Dataset listings of figures:
--- Start ---
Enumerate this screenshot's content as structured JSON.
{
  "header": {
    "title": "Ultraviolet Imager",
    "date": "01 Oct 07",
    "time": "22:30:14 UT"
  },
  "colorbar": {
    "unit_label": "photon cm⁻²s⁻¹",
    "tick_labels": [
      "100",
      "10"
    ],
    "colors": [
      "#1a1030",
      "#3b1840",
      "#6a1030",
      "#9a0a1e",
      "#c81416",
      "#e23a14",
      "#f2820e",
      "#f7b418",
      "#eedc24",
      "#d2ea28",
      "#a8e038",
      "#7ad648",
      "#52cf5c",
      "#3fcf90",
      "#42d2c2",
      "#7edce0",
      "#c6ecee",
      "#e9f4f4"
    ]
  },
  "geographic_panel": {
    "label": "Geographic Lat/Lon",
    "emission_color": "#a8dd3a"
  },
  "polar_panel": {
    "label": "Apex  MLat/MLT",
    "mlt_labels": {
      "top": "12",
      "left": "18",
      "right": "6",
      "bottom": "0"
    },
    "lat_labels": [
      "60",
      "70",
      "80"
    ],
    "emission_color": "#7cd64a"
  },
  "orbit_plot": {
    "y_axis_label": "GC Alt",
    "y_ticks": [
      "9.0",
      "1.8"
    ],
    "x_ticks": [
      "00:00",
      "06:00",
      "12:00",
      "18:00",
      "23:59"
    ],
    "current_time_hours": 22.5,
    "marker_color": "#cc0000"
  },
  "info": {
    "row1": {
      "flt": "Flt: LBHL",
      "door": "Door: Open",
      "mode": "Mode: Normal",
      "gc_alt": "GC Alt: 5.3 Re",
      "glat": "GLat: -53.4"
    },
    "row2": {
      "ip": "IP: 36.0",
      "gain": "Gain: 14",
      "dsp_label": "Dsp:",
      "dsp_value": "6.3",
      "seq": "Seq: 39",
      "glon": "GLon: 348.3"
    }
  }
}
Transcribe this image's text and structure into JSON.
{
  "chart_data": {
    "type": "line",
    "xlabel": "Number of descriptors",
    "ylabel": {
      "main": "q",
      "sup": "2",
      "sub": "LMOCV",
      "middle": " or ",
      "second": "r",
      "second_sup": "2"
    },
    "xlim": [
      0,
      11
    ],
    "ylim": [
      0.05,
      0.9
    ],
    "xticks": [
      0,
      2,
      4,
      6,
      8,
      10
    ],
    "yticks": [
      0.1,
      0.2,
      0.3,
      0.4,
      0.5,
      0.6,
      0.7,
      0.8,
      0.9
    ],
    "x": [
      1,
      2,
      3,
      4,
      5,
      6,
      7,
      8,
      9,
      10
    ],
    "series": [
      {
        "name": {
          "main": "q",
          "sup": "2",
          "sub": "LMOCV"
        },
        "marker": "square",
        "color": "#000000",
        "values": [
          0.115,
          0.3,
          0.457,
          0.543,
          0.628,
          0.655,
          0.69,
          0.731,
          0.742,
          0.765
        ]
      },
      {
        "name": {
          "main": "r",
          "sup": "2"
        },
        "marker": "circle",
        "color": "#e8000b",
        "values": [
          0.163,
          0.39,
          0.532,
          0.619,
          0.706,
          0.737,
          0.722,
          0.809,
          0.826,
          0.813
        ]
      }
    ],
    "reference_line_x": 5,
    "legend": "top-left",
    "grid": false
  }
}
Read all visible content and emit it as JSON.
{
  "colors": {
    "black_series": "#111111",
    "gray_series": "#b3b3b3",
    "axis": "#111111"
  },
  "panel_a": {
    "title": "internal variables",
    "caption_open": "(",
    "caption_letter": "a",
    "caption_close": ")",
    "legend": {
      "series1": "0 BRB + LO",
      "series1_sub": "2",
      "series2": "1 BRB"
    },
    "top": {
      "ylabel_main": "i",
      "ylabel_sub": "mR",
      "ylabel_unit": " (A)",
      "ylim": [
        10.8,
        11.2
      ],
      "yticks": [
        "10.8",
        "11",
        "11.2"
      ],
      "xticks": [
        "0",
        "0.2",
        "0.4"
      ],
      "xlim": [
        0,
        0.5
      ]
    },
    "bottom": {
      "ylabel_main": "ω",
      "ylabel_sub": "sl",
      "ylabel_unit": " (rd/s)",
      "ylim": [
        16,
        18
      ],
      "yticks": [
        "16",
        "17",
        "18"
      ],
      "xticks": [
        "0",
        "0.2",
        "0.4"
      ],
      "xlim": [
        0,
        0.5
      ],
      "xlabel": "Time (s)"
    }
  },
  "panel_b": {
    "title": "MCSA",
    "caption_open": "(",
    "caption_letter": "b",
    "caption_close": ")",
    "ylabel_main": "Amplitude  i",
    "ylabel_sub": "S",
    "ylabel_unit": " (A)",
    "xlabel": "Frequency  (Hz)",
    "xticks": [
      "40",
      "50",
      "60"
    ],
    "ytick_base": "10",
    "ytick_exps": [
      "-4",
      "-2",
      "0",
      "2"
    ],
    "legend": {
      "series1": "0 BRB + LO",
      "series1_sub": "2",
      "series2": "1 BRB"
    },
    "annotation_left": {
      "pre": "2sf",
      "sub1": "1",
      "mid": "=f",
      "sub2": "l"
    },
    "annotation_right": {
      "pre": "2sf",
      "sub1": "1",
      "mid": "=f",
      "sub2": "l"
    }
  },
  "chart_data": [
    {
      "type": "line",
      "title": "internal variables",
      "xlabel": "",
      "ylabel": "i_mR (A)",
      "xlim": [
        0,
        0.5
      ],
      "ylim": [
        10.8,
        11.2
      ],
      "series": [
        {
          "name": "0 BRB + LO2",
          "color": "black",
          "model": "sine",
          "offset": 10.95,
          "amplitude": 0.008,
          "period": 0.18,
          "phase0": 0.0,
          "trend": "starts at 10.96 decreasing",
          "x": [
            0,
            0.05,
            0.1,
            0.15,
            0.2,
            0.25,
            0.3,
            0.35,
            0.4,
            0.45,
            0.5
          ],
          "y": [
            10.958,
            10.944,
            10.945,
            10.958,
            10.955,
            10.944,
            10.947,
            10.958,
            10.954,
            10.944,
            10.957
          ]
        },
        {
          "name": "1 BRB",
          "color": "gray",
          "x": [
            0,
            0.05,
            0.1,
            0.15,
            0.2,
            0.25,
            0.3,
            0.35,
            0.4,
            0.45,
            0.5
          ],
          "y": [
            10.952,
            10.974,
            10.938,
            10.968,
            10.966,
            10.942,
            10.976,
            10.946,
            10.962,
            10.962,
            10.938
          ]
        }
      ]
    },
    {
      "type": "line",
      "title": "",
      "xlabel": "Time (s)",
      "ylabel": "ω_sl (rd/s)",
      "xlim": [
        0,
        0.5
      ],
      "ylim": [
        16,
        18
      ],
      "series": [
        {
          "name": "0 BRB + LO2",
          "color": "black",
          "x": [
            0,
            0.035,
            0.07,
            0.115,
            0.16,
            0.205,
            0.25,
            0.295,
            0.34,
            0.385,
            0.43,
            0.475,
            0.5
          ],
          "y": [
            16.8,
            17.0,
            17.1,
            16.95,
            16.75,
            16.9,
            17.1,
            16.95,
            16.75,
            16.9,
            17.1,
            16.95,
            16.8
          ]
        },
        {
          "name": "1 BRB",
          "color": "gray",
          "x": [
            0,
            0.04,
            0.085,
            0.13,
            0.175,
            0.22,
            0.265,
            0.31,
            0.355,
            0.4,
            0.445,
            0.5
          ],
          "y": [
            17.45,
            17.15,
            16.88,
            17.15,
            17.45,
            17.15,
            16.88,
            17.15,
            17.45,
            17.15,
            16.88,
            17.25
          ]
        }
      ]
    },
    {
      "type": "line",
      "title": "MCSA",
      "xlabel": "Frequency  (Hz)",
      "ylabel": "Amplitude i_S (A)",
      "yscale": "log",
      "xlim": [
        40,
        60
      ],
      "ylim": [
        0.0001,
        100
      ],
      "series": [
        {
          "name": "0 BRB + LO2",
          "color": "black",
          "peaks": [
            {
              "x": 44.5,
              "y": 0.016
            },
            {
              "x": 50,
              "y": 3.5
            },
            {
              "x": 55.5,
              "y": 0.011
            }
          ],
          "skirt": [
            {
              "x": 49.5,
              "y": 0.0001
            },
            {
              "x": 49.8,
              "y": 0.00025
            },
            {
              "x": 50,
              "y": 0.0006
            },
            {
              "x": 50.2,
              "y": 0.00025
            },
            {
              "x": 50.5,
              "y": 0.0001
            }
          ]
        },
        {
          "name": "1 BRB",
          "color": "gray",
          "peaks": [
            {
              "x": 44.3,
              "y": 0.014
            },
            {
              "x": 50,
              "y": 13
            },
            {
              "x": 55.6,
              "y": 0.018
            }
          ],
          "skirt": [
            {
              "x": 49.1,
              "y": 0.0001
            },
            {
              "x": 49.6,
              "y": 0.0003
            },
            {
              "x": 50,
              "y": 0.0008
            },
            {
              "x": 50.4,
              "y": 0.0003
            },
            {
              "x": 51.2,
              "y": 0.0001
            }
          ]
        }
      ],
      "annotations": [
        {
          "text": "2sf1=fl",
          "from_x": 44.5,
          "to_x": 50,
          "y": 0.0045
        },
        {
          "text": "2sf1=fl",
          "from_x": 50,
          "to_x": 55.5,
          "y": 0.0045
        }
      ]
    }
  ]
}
--- End ---
■ Task details ■
In the records above, find each line that holds the word "JSON"; copy all such lines.

■ Task solution ■
Enumerate this screenshot's content as structured JSON.
Transcribe this image's text and structure into JSON.
Read all visible content and emit it as JSON.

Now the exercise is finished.